> _What to do_
Below is a listing to transcribe in full and exactly; keep the pictures out.

___

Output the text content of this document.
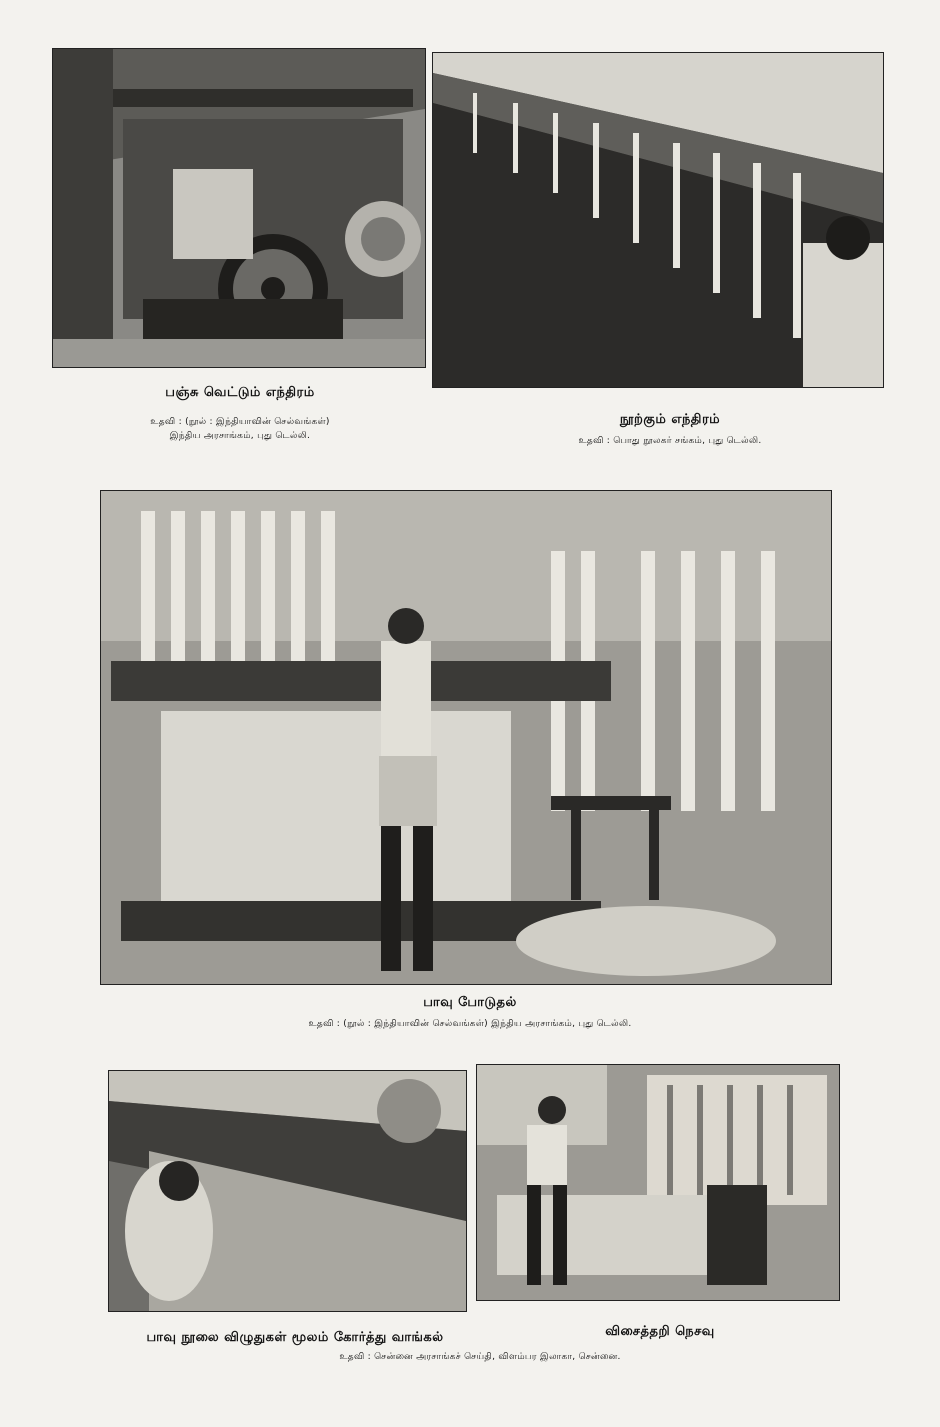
பஞ்சு வெட்டும் எந்திரம்
உதவி : (நூல் : இந்தியாவின் செல்வங்கள்)
இந்திய அரசாங்கம், புது டெல்லி.
நூற்கும் எந்திரம்
உதவி : பொது நூலகர் சங்கம், புது டெல்லி.
பாவு போடுதல்
உதவி : (நூல் : இந்தியாவின் செல்வங்கள்) இந்திய அரசாங்கம், புது டெல்லி.
பாவு நூலை விழுதுகள் மூலம் கோர்த்து வாங்கல்	விசைத்தறி நெசவு
உதவி : சென்னை அரசாங்கச் செய்தி, விளம்பர இலாகா, சென்னை.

___

> _Correct response_
Output the text content of this document.
பஞ்சு வெட்டும் எந்திரம்
உதவி : (நூல் : இந்தியாவின் செல்வங்கள்)
இந்திய அரசாங்கம், புது டெல்லி.
நூற்கும் எந்திரம்
உதவி : பொது நூலகர் சங்கம், புது டெல்லி.
பாவு போடுதல்
உதவி : (நூல் : இந்தியாவின் செல்வங்கள்) இந்திய அரசாங்கம், புது டெல்லி.
பாவு நூலை விழுதுகள் மூலம் கோர்த்து வாங்கல்	விசைத்தறி நெசவு
உதவி : சென்னை அரசாங்கச் செய்தி, விளம்பர இலாகா, சென்னை.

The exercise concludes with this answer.